» **Set problem**: Reproduce the data below in full and exclude every picture.

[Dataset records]

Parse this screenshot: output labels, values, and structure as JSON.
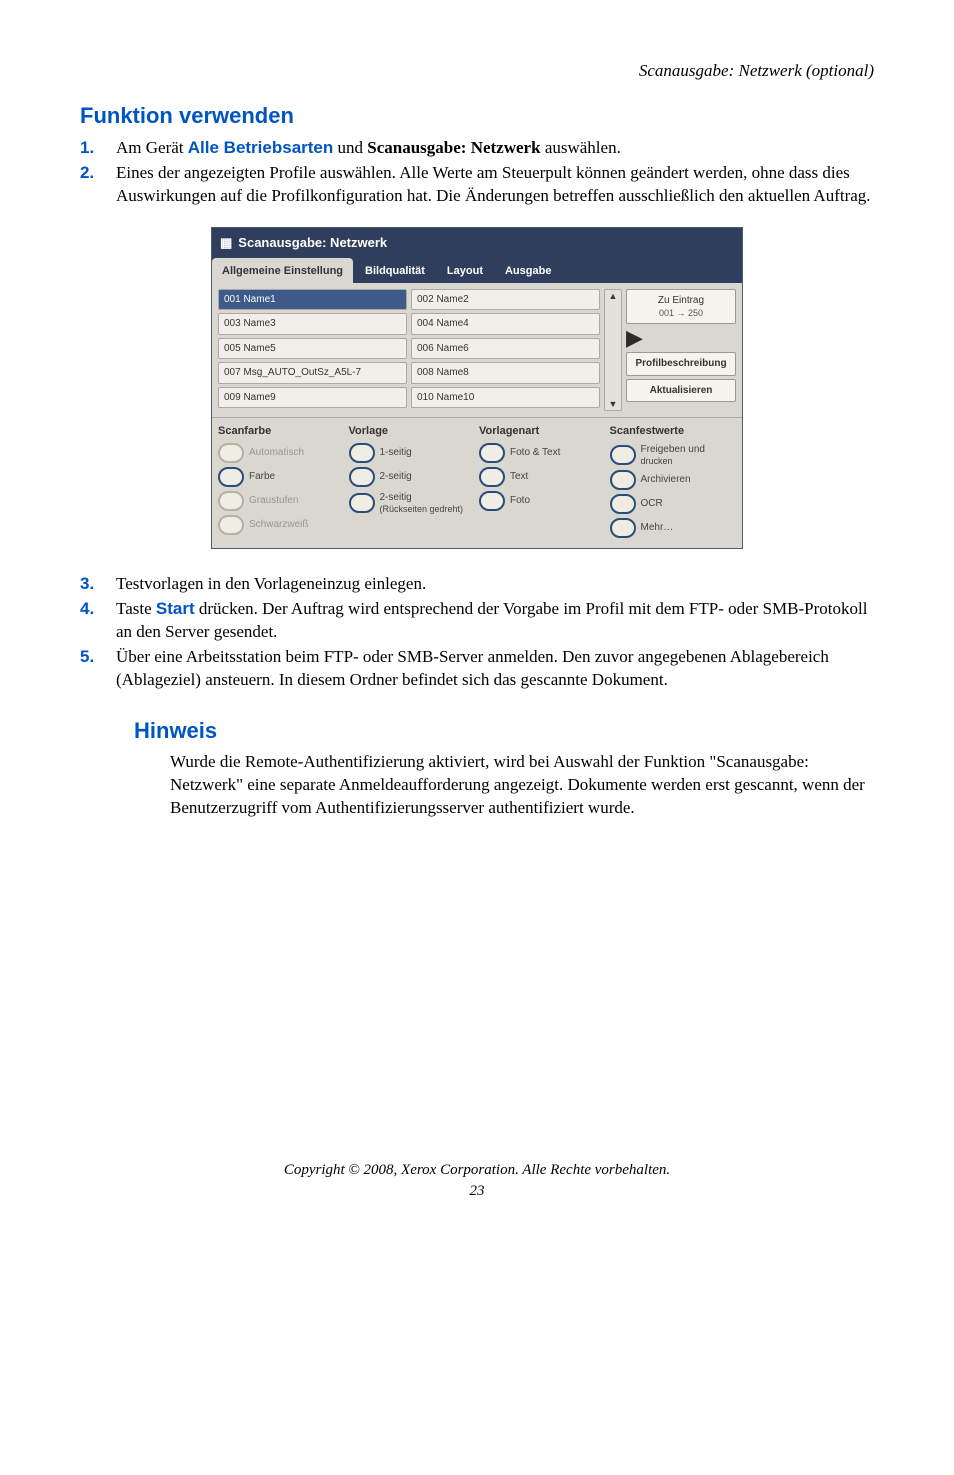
{
  "header_right": "Scanausgabe: Netzwerk (optional)",
  "h1": "Funktion verwenden",
  "steps": {
    "s1": {
      "marker": "1.",
      "pre": "Am Gerät ",
      "link": "Alle Betriebsarten",
      "mid": " und ",
      "bold": "Scanausgabe: Netzwerk",
      "post": " auswählen."
    },
    "s2": {
      "marker": "2.",
      "text": "Eines der angezeigten Profile auswählen. Alle Werte am Steuerpult können geändert werden, ohne dass dies Auswirkungen auf die Profilkonfiguration hat. Die Änderungen betreffen ausschließlich den aktuellen Auftrag."
    },
    "s3": {
      "marker": "3.",
      "text": "Testvorlagen in den Vorlageneinzug einlegen."
    },
    "s4": {
      "marker": "4.",
      "pre": "Taste ",
      "link": "Start",
      "post": " drücken. Der Auftrag wird entsprechend der Vorgabe im Profil mit dem FTP- oder SMB-Protokoll an den Server gesendet."
    },
    "s5": {
      "marker": "5.",
      "text": "Über eine Arbeitsstation beim FTP- oder SMB-Server anmelden. Den zuvor angegebenen Ablagebereich (Ablageziel) ansteuern. In diesem Ordner befindet sich das gescannte Dokument."
    }
  },
  "panel": {
    "title": "Scanausgabe: Netzwerk",
    "tabs": {
      "t0": "Allgemeine Einstellung",
      "t1": "Bildqualität",
      "t2": "Layout",
      "t3": "Ausgabe"
    },
    "rows": {
      "r0a": "001   Name1",
      "r0b": "002   Name2",
      "r1a": "003   Name3",
      "r1b": "004   Name4",
      "r2a": "005   Name5",
      "r2b": "006   Name6",
      "r3a": "007   Msg_AUTO_OutSz_A5L-7",
      "r3b": "008   Name8",
      "r4a": "009   Name9",
      "r4b": "010   Name10"
    },
    "scroll": {
      "up": "▲",
      "down": "▼"
    },
    "play": "▶",
    "side": {
      "b0": "Zu Eintrag",
      "b0sub": "001 → 250",
      "b1": "Profilbeschreibung",
      "b2": "Aktualisieren"
    },
    "cols": {
      "c0": {
        "title": "Scanfarbe",
        "o0": "Automatisch",
        "o1": "Farbe",
        "o2": "Graustufen",
        "o3": "Schwarzweiß"
      },
      "c1": {
        "title": "Vorlage",
        "o0": "1-seitig",
        "o1": "2-seitig",
        "o2a": "2-seitig",
        "o2b": "(Rückseiten gedreht)"
      },
      "c2": {
        "title": "Vorlagenart",
        "o0": "Foto & Text",
        "o1": "Text",
        "o2": "Foto"
      },
      "c3": {
        "title": "Scanfestwerte",
        "o0a": "Freigeben und",
        "o0b": "drucken",
        "o1": "Archivieren",
        "o2": "OCR",
        "o3": "Mehr…"
      }
    }
  },
  "hinweis": {
    "title": "Hinweis",
    "body": "Wurde die Remote-Authentifizierung aktiviert, wird bei Auswahl der Funktion \"Scanausgabe: Netzwerk\" eine separate Anmeldeaufforderung angezeigt. Dokumente werden erst gescannt, wenn der Benutzerzugriff vom Authentifizierungsserver authentifiziert wurde."
  },
  "footer": "Copyright © 2008, Xerox Corporation. Alle Rechte vorbehalten.",
  "pagenum": "23"
}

» **Reply to the exercise**:
Parse this screenshot: output labels, values, and structure as JSON.
{
  "header_right": "Scanausgabe: Netzwerk (optional)",
  "h1": "Funktion verwenden",
  "steps": {
    "s1": {
      "marker": "1.",
      "pre": "Am Gerät ",
      "link": "Alle Betriebsarten",
      "mid": " und ",
      "bold": "Scanausgabe: Netzwerk",
      "post": " auswählen."
    },
    "s2": {
      "marker": "2.",
      "text": "Eines der angezeigten Profile auswählen. Alle Werte am Steuerpult können geändert werden, ohne dass dies Auswirkungen auf die Profilkonfiguration hat. Die Änderungen betreffen ausschließlich den aktuellen Auftrag."
    },
    "s3": {
      "marker": "3.",
      "text": "Testvorlagen in den Vorlageneinzug einlegen."
    },
    "s4": {
      "marker": "4.",
      "pre": "Taste ",
      "link": "Start",
      "post": " drücken. Der Auftrag wird entsprechend der Vorgabe im Profil mit dem FTP- oder SMB-Protokoll an den Server gesendet."
    },
    "s5": {
      "marker": "5.",
      "text": "Über eine Arbeitsstation beim FTP- oder SMB-Server anmelden. Den zuvor angegebenen Ablagebereich (Ablageziel) ansteuern. In diesem Ordner befindet sich das gescannte Dokument."
    }
  },
  "panel": {
    "title": "Scanausgabe: Netzwerk",
    "tabs": {
      "t0": "Allgemeine Einstellung",
      "t1": "Bildqualität",
      "t2": "Layout",
      "t3": "Ausgabe"
    },
    "rows": {
      "r0a": "001   Name1",
      "r0b": "002   Name2",
      "r1a": "003   Name3",
      "r1b": "004   Name4",
      "r2a": "005   Name5",
      "r2b": "006   Name6",
      "r3a": "007   Msg_AUTO_OutSz_A5L-7",
      "r3b": "008   Name8",
      "r4a": "009   Name9",
      "r4b": "010   Name10"
    },
    "scroll": {
      "up": "▲",
      "down": "▼"
    },
    "play": "▶",
    "side": {
      "b0": "Zu Eintrag",
      "b0sub": "001 → 250",
      "b1": "Profilbeschreibung",
      "b2": "Aktualisieren"
    },
    "cols": {
      "c0": {
        "title": "Scanfarbe",
        "o0": "Automatisch",
        "o1": "Farbe",
        "o2": "Graustufen",
        "o3": "Schwarzweiß"
      },
      "c1": {
        "title": "Vorlage",
        "o0": "1-seitig",
        "o1": "2-seitig",
        "o2a": "2-seitig",
        "o2b": "(Rückseiten gedreht)"
      },
      "c2": {
        "title": "Vorlagenart",
        "o0": "Foto & Text",
        "o1": "Text",
        "o2": "Foto"
      },
      "c3": {
        "title": "Scanfestwerte",
        "o0a": "Freigeben und",
        "o0b": "drucken",
        "o1": "Archivieren",
        "o2": "OCR",
        "o3": "Mehr…"
      }
    }
  },
  "hinweis": {
    "title": "Hinweis",
    "body": "Wurde die Remote-Authentifizierung aktiviert, wird bei Auswahl der Funktion \"Scanausgabe: Netzwerk\" eine separate Anmeldeaufforderung angezeigt. Dokumente werden erst gescannt, wenn der Benutzerzugriff vom Authentifizierungsserver authentifiziert wurde."
  },
  "footer": "Copyright © 2008, Xerox Corporation. Alle Rechte vorbehalten.",
  "pagenum": "23"
}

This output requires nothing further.